> About this task:
Retype the records that come next, word for word.

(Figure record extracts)
⟨

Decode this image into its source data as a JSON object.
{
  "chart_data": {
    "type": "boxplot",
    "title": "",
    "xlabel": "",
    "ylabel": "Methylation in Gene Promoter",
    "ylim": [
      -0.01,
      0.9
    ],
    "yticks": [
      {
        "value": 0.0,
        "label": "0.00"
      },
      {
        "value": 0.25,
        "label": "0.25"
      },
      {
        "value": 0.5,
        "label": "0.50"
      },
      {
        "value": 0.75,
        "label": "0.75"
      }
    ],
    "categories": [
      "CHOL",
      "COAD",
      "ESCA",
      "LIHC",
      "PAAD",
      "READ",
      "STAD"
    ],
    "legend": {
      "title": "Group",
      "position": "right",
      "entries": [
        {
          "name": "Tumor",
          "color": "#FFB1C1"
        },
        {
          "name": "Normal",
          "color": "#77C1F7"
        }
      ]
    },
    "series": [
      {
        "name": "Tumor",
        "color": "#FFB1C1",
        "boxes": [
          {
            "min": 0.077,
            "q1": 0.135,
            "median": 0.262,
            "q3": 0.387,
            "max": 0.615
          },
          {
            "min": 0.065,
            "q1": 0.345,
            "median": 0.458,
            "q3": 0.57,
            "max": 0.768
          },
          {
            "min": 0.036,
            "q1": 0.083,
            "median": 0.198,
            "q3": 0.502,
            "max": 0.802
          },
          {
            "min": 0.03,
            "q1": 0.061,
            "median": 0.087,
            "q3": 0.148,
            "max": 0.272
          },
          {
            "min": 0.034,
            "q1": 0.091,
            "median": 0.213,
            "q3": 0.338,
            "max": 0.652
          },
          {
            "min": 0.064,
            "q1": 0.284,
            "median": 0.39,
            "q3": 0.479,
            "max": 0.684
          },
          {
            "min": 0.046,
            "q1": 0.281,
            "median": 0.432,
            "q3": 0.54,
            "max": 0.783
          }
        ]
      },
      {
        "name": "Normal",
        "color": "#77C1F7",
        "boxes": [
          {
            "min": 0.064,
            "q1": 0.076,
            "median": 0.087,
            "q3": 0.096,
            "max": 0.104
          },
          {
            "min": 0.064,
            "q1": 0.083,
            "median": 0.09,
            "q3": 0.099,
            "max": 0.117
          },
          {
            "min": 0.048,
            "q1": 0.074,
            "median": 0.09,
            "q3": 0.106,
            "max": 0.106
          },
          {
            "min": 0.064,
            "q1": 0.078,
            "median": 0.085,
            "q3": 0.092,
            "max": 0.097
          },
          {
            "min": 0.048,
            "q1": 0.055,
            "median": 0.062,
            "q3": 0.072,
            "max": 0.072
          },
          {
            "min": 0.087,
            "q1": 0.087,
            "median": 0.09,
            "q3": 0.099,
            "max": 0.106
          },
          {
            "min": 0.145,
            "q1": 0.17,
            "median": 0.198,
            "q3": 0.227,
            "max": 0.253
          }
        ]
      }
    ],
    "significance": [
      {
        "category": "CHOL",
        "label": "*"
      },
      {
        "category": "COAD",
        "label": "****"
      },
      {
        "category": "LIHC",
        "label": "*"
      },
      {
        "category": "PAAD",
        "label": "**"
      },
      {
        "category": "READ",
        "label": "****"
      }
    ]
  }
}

⟩

> Solution for this exercise:
Decode this image into its source data as a JSON object.
{
  "chart_data": {
    "type": "boxplot",
    "title": "",
    "xlabel": "",
    "ylabel": "Methylation in Gene Promoter",
    "ylim": [
      -0.01,
      0.9
    ],
    "yticks": [
      {
        "value": 0.0,
        "label": "0.00"
      },
      {
        "value": 0.25,
        "label": "0.25"
      },
      {
        "value": 0.5,
        "label": "0.50"
      },
      {
        "value": 0.75,
        "label": "0.75"
      }
    ],
    "categories": [
      "CHOL",
      "COAD",
      "ESCA",
      "LIHC",
      "PAAD",
      "READ",
      "STAD"
    ],
    "legend": {
      "title": "Group",
      "position": "right",
      "entries": [
        {
          "name": "Tumor",
          "color": "#FFB1C1"
        },
        {
          "name": "Normal",
          "color": "#77C1F7"
        }
      ]
    },
    "series": [
      {
        "name": "Tumor",
        "color": "#FFB1C1",
        "boxes": [
          {
            "min": 0.077,
            "q1": 0.135,
            "median": 0.262,
            "q3": 0.387,
            "max": 0.615
          },
          {
            "min": 0.065,
            "q1": 0.345,
            "median": 0.458,
            "q3": 0.57,
            "max": 0.768
          },
          {
            "min": 0.036,
            "q1": 0.083,
            "median": 0.198,
            "q3": 0.502,
            "max": 0.802
          },
          {
            "min": 0.03,
            "q1": 0.061,
            "median": 0.087,
            "q3": 0.148,
            "max": 0.272
          },
          {
            "min": 0.034,
            "q1": 0.091,
            "median": 0.213,
            "q3": 0.338,
            "max": 0.652
          },
          {
            "min": 0.064,
            "q1": 0.284,
            "median": 0.39,
            "q3": 0.479,
            "max": 0.684
          },
          {
            "min": 0.046,
            "q1": 0.281,
            "median": 0.432,
            "q3": 0.54,
            "max": 0.783
          }
        ]
      },
      {
        "name": "Normal",
        "color": "#77C1F7",
        "boxes": [
          {
            "min": 0.064,
            "q1": 0.076,
            "median": 0.087,
            "q3": 0.096,
            "max": 0.104
          },
          {
            "min": 0.064,
            "q1": 0.083,
            "median": 0.09,
            "q3": 0.099,
            "max": 0.117
          },
          {
            "min": 0.048,
            "q1": 0.074,
            "median": 0.09,
            "q3": 0.106,
            "max": 0.106
          },
          {
            "min": 0.064,
            "q1": 0.078,
            "median": 0.085,
            "q3": 0.092,
            "max": 0.097
          },
          {
            "min": 0.048,
            "q1": 0.055,
            "median": 0.062,
            "q3": 0.072,
            "max": 0.072
          },
          {
            "min": 0.087,
            "q1": 0.087,
            "median": 0.09,
            "q3": 0.099,
            "max": 0.106
          },
          {
            "min": 0.145,
            "q1": 0.17,
            "median": 0.198,
            "q3": 0.227,
            "max": 0.253
          }
        ]
      }
    ],
    "significance": [
      {
        "category": "CHOL",
        "label": "*"
      },
      {
        "category": "COAD",
        "label": "****"
      },
      {
        "category": "LIHC",
        "label": "*"
      },
      {
        "category": "PAAD",
        "label": "**"
      },
      {
        "category": "READ",
        "label": "****"
      }
    ]
  }
}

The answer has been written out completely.